[Istruzioni del compito]
Scrivi il seguito della recensione sul quarto film di Checco Zalone, riprendendo subito dopo l'ultima frase del testo riportato.

[Testo riportato]
Soprattutto, però, l’obiettivo di Gennaro Nunziante e Luca Medici/Checco Zalone è divertire, con intelligenza e senza banalità. E anche stavolta ci riescono. Poi, come sempre, c’è l’ambizione a presentare un mondo e un modo di vivere più bello, aperto al cambiamento (i personaggi di Checco cambiano sempre), e il finale è molto positivo in questo senso e piacerà a tanti. Forse in questo quarto film gli snodi “seri” sono più scritti e meno semplici, spontanei, emozionanti (in Che bella giornata emozionava il finale sorprendente della storia d’amore con la giovane musulmana, in Sole a catinelle il rapporto con il figlio). Ma forse siamo stati abituati troppo bene. Sicuramente anche stavolta qualcuno dirà che si passa da una prima parte irriverente e “scorretta” a un finale buonista: un’altra banalità, Checco non è buonista; è un perfido che diventa buono. Perché gli autori cercano di proporre qualcosa di buono nelle storie che raccontano. Oltre tutto, con una sottolineatura sulla parola educazione che sorprende.

[Dati forniti]
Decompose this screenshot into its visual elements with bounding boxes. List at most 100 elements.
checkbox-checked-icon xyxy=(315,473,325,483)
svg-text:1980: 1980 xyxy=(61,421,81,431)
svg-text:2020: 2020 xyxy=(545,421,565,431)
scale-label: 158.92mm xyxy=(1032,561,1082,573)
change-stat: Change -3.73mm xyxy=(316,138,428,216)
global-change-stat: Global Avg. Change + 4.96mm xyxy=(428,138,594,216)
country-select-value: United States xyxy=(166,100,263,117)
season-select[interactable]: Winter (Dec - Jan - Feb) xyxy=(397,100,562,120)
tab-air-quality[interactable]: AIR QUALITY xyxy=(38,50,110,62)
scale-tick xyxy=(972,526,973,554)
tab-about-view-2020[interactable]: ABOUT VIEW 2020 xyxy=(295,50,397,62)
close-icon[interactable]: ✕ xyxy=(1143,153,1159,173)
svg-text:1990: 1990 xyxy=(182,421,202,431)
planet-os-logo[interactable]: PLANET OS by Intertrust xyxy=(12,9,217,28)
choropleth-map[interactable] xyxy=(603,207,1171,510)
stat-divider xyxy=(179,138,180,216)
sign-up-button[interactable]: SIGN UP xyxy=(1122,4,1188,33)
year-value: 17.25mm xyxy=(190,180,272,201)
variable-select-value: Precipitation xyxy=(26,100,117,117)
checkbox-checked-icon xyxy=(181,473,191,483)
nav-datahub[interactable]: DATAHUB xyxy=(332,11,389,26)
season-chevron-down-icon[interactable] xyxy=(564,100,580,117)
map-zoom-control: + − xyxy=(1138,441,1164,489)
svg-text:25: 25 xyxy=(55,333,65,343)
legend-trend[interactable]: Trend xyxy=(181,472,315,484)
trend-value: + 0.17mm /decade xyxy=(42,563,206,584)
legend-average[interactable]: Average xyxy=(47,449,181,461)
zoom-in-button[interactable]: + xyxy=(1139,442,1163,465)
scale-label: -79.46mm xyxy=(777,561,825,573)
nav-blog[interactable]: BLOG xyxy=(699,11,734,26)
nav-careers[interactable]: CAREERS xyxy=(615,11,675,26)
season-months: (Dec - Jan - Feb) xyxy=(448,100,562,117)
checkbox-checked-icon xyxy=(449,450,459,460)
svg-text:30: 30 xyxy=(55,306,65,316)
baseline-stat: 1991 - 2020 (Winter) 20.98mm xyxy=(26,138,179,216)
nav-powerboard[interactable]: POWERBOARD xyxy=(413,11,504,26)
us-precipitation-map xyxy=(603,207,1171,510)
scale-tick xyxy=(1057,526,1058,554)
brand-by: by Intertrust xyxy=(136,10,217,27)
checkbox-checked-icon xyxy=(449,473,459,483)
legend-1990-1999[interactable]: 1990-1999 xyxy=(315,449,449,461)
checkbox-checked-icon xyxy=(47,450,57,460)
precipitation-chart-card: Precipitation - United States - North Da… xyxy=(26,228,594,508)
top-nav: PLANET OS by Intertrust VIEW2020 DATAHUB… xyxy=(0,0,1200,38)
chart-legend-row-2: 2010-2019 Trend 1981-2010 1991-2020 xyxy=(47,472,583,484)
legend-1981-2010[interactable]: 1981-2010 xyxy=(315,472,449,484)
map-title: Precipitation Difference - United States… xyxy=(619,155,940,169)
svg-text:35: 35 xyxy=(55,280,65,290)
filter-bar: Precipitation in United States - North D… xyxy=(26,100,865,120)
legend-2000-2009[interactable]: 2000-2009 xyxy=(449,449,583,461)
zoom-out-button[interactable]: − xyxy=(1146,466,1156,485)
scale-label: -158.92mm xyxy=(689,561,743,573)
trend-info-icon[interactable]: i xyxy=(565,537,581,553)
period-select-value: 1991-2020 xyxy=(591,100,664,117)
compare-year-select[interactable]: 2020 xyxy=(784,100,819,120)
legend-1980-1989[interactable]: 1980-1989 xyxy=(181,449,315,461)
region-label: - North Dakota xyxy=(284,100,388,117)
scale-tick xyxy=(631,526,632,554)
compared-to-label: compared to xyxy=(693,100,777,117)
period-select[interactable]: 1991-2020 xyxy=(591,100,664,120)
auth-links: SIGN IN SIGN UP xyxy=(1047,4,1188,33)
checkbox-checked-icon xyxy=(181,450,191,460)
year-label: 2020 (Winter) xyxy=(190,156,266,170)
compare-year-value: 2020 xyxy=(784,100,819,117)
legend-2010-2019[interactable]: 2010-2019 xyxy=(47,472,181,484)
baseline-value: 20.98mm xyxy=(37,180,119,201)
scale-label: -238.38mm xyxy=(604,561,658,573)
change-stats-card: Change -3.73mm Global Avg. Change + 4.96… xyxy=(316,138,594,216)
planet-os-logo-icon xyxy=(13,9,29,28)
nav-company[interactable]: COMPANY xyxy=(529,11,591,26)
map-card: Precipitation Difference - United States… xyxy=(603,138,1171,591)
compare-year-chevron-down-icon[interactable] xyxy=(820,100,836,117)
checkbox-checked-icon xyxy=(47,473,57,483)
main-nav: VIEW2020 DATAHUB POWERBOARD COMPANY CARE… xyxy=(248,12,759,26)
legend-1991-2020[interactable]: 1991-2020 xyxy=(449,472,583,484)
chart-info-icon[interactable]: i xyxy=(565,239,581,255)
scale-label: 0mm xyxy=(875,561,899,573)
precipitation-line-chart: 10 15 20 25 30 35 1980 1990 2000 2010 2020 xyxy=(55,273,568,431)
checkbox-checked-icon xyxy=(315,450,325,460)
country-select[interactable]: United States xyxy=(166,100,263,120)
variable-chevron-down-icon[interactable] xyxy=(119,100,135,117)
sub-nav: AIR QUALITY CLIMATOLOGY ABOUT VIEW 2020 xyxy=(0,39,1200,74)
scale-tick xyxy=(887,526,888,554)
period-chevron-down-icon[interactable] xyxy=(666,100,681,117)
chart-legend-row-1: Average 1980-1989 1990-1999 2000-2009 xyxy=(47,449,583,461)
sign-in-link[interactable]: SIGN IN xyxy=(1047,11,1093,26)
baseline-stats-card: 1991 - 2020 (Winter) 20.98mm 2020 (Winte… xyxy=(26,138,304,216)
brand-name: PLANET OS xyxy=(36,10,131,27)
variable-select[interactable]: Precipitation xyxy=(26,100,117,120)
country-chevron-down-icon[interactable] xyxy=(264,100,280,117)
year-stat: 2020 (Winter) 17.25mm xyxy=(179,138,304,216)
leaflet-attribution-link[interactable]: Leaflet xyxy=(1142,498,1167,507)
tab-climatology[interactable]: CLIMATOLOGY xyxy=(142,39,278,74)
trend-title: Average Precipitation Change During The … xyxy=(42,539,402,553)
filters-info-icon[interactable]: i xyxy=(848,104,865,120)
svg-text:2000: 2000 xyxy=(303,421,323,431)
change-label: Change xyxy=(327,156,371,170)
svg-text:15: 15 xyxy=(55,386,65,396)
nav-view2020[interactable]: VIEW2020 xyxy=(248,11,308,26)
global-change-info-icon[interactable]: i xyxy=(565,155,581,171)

[Spazio risposta]
È cinema quello di Checco Zalone o qualcosa di diverso come sostiene chi non sopporta i suoi enormi successi? A nostro parere non ha senso fare le pulci a Luca Medici e snobbarlo (ma pure gli intellettuali e i critici, film dopo film, lo stanno scoprendo e apprezzando). Come insegnava il grande Roger Ebert, ogni film va collocato nel suo contesto e confrontato all’interno del suo genere. Questo spiega i voti ai suoi film, per noi sempre altissimi: nel genere comico, la coppia Nunziante-Medici sforna dal 2009 film di altissimo livello, difficilmente paragonabili agli altri comici nazionali recenti. Negli ultimi vent’anni pochi film (i primi film di Aldo Giovanni e Giacomo, Il ciclone di Leonardo Pieraccioni; Verdone il meglio lo ha dato in passato e Albanese al cinema non ha mai mantenuto le promesse del comico che era in tv) gli si possono confrontare. Ma i suoi modelli e confronti sono altri, nel passato. Nel film si cita Celentano (nella canzone “La prima Repubblica”), nelle dichiarazioni di produttore e autori si allude – con enorme rispetto e modestia – alla commedia di Alberto Sordi e altri cavalli della commedia d’oro. A noi il comico pugliese, sin dal fatto di aderire sempre e comunque alla sua maschera di Checco Zalone, ricorda un moderno Totò. Cui non si dovevano chiedere capolavori, ma film molto divertenti e anche in grado di rimanere nel tempo nel suo genere: a differenza di cinepanettoni e altri rivali, i suoi film si potranno rivedere negli anni.